PROBLEM
Copy out each line that mentions the word "times".

-- start of PROVIDED MATERIAL --

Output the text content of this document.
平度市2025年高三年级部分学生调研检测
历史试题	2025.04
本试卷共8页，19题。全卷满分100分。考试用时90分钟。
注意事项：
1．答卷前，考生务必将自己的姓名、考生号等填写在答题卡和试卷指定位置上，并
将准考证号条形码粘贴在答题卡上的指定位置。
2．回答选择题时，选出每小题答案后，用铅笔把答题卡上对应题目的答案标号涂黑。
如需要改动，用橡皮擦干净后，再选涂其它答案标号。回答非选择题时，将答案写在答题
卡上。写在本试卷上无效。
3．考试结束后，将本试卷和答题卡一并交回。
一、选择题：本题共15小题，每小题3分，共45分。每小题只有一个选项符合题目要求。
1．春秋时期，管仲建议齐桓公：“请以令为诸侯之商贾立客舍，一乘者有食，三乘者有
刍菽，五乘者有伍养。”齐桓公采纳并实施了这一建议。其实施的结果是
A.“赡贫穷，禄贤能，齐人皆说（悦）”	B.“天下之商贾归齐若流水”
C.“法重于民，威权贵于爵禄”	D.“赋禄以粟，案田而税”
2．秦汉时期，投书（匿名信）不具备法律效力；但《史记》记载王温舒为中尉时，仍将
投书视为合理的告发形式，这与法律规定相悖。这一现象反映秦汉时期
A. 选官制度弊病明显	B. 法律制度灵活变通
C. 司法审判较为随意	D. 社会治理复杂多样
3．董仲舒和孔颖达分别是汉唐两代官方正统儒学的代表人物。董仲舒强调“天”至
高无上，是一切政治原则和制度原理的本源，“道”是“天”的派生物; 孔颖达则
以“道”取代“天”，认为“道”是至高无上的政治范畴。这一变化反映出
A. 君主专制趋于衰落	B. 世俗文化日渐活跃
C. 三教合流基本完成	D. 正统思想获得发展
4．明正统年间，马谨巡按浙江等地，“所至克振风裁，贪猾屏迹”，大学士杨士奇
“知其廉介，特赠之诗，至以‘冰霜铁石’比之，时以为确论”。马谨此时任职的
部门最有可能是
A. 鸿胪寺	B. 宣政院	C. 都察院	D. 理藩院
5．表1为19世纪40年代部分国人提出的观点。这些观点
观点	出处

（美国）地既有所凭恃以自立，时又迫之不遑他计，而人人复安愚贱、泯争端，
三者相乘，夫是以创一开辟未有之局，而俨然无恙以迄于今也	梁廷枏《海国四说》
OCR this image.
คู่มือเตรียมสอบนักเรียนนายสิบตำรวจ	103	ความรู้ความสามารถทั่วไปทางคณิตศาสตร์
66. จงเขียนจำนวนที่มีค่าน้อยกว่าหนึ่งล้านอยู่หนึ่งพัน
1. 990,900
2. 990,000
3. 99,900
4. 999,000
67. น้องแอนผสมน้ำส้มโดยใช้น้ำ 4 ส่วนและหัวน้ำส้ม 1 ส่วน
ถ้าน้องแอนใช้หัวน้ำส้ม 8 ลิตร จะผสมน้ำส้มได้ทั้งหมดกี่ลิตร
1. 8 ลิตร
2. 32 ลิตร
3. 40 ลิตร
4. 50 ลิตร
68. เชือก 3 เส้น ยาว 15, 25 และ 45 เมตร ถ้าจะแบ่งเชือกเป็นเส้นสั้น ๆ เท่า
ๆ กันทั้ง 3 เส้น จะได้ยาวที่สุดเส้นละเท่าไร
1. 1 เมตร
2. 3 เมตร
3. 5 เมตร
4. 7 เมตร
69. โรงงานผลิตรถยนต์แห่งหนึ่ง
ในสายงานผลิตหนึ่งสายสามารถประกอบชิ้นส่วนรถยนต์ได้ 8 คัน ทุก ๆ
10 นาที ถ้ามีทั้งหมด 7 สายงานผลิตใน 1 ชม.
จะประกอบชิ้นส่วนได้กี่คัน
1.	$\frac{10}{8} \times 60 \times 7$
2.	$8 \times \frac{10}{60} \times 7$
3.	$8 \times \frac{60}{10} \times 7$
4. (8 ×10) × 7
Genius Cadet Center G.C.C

-- end of PROVIDED MATERIAL --

ANSWER FOR THIS EXERCISE
1.	$\frac{10}{8} \times 60 \times 7$
2.	$8 \times \frac{10}{60} \times 7$
3.	$8 \times \frac{60}{10} \times 7$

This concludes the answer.